**Instructions to follow:**
Where a line of the listing below includes the word "الوليد", reproduce that line.

-------------------------

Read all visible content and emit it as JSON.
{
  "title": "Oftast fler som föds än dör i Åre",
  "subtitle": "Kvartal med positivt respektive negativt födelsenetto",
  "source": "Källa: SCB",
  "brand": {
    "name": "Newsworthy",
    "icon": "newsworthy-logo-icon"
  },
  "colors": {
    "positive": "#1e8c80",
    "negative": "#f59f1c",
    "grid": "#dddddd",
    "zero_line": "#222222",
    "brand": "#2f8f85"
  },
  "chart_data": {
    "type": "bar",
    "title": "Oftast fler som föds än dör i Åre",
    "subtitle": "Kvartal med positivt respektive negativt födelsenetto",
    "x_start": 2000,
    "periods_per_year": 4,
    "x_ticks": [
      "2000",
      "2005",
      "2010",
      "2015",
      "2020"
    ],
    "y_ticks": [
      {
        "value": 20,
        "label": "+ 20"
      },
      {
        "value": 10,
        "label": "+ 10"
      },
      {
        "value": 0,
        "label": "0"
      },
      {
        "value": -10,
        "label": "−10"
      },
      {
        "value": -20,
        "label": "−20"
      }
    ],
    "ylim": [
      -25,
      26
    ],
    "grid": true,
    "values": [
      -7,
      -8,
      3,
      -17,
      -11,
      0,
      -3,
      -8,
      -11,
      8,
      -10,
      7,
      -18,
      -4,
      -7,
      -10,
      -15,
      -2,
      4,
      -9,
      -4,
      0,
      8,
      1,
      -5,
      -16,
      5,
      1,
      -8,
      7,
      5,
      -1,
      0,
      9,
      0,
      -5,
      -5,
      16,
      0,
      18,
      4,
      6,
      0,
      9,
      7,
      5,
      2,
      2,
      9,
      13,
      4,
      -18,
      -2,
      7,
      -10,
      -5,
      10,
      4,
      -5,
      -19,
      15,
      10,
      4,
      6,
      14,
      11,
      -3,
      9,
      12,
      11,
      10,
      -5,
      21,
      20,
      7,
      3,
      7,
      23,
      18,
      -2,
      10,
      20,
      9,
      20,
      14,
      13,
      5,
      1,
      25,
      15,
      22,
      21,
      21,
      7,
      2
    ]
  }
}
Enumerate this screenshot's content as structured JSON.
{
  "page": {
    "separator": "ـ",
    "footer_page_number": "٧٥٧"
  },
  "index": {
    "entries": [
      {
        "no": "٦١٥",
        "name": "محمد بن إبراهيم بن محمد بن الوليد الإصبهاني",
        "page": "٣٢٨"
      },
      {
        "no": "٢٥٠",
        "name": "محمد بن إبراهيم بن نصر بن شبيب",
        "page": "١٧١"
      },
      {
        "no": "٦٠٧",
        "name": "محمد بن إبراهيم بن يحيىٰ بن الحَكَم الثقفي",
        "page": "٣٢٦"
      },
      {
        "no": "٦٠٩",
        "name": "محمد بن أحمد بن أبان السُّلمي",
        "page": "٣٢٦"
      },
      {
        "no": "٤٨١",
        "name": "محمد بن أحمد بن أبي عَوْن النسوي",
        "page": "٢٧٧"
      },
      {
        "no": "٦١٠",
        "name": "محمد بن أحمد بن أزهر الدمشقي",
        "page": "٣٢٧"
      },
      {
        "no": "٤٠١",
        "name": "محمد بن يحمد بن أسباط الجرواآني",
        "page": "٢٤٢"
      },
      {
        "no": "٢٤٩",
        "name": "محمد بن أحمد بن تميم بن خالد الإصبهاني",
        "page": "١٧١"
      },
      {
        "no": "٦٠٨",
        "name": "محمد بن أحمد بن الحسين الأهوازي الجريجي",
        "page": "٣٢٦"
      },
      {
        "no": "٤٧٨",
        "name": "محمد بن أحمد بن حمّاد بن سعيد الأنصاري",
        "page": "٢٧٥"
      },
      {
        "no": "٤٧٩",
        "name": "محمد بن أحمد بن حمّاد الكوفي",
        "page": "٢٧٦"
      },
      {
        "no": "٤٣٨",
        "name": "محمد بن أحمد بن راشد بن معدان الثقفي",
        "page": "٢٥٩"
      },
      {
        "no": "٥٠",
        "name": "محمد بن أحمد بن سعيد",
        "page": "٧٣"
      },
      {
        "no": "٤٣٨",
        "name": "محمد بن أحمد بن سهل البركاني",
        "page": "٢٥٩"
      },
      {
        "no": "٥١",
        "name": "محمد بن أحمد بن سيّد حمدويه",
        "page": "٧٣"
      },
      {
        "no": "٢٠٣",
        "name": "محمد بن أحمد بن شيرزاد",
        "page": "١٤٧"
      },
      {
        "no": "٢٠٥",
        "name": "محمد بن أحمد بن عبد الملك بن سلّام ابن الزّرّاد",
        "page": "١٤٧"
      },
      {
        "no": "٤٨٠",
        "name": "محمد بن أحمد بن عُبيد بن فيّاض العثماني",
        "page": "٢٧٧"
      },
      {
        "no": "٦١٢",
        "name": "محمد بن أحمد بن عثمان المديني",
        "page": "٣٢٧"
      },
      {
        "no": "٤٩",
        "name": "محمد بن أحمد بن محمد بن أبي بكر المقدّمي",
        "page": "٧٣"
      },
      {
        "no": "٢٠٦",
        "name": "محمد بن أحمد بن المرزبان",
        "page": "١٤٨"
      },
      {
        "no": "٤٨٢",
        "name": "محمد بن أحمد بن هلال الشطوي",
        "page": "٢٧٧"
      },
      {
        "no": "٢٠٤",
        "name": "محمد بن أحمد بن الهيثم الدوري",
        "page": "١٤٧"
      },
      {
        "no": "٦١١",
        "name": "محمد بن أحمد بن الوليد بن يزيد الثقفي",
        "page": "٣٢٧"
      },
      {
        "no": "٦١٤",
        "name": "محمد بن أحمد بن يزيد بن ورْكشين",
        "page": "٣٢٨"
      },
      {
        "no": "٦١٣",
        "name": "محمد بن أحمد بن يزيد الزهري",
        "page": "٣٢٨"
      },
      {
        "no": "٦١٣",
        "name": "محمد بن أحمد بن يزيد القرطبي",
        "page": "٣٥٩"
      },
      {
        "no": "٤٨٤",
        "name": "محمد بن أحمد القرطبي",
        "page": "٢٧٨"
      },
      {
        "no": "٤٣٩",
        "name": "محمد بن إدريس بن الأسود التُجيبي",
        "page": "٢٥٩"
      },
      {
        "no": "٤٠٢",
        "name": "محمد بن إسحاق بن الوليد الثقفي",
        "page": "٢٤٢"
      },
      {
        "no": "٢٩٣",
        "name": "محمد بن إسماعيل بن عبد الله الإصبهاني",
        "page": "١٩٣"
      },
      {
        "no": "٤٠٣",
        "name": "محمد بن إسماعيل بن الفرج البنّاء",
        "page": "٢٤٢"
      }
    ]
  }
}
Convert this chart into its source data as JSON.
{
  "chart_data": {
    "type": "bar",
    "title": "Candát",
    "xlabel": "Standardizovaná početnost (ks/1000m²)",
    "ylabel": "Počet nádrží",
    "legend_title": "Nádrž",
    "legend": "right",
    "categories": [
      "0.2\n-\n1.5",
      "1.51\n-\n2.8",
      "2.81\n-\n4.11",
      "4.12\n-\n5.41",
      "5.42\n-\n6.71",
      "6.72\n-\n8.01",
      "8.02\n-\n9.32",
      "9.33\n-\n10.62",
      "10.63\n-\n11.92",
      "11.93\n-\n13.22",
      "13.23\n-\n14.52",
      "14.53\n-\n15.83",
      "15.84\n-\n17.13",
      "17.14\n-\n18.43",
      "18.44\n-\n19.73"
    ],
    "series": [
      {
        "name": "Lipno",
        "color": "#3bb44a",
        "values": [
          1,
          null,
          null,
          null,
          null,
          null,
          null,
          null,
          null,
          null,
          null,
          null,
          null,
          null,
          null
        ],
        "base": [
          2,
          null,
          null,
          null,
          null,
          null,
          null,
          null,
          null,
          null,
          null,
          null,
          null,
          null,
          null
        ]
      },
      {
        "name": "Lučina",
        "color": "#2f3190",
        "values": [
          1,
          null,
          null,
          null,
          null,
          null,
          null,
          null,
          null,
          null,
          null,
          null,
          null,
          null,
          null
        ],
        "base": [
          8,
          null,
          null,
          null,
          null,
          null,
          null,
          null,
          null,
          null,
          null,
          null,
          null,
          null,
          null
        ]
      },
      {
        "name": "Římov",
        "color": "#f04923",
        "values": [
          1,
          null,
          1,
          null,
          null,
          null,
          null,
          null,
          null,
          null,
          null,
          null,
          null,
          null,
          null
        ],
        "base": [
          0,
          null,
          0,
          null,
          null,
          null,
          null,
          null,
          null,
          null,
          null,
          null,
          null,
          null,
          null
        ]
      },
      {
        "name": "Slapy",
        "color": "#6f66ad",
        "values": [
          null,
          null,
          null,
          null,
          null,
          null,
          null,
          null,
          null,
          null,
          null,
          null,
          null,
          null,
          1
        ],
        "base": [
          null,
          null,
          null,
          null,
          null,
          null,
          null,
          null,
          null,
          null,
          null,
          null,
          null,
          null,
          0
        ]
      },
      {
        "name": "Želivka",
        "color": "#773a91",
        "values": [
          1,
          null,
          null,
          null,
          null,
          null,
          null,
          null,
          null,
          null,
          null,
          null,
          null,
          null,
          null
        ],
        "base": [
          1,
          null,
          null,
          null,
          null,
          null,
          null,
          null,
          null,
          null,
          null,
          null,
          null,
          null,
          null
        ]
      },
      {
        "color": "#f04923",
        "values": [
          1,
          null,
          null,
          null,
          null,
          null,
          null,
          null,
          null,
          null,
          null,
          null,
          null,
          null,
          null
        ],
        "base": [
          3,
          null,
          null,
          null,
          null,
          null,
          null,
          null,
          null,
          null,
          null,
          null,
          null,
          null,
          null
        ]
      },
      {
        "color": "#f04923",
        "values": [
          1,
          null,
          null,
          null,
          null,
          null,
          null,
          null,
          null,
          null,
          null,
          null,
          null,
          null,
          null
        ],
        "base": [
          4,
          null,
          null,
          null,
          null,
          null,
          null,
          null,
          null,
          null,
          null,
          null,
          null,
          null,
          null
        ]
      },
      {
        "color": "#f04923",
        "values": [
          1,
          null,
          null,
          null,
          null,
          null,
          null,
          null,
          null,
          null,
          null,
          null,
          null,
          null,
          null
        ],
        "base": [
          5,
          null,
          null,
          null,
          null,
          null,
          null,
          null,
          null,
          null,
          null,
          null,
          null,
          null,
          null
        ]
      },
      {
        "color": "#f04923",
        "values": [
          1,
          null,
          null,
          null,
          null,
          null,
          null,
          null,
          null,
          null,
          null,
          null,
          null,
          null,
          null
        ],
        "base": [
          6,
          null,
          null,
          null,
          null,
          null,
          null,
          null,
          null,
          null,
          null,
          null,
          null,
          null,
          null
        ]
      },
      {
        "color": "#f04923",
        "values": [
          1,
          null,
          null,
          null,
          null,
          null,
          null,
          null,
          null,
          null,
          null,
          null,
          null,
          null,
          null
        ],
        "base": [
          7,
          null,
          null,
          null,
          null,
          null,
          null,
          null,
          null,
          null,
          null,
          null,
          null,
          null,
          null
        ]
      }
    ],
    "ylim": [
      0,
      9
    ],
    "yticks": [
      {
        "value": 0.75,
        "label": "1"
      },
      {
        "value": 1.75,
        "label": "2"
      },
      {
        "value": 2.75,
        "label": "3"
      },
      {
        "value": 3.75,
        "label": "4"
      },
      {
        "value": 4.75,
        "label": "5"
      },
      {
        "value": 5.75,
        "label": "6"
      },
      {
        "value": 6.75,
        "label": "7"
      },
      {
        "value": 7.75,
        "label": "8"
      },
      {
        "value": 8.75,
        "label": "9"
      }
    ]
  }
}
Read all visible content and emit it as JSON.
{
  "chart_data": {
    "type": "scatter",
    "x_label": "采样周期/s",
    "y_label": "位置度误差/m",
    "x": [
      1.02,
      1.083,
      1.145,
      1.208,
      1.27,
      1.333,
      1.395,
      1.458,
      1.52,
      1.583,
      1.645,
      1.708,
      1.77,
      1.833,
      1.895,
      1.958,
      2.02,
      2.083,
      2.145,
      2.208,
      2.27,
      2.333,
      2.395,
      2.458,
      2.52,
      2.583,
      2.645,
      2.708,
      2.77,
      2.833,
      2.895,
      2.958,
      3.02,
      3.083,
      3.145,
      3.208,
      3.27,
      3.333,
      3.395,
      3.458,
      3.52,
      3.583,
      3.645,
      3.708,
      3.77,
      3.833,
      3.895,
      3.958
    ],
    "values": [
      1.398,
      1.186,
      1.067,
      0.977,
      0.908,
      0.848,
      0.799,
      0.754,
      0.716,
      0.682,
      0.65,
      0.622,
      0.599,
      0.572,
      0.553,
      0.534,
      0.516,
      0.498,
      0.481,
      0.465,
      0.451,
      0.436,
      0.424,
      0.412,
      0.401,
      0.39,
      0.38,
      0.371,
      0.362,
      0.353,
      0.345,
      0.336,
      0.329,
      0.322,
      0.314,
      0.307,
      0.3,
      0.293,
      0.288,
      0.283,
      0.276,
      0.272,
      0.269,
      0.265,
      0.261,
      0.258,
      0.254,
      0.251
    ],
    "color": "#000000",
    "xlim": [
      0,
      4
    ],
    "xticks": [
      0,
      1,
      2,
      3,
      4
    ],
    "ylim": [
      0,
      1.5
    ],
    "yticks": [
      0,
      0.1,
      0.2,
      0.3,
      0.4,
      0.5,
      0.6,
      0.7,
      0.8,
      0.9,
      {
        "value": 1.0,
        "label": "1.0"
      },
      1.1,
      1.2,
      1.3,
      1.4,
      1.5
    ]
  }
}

-------------------------

**Problem solution:**
        "name": "محمد بن إبراهيم بن محمد بن الوليد الإصبهاني",
        "name": "محمد بن أحمد بن الوليد بن يزيد الثقفي",
        "name": "محمد بن إسحاق بن الوليد الثقفي",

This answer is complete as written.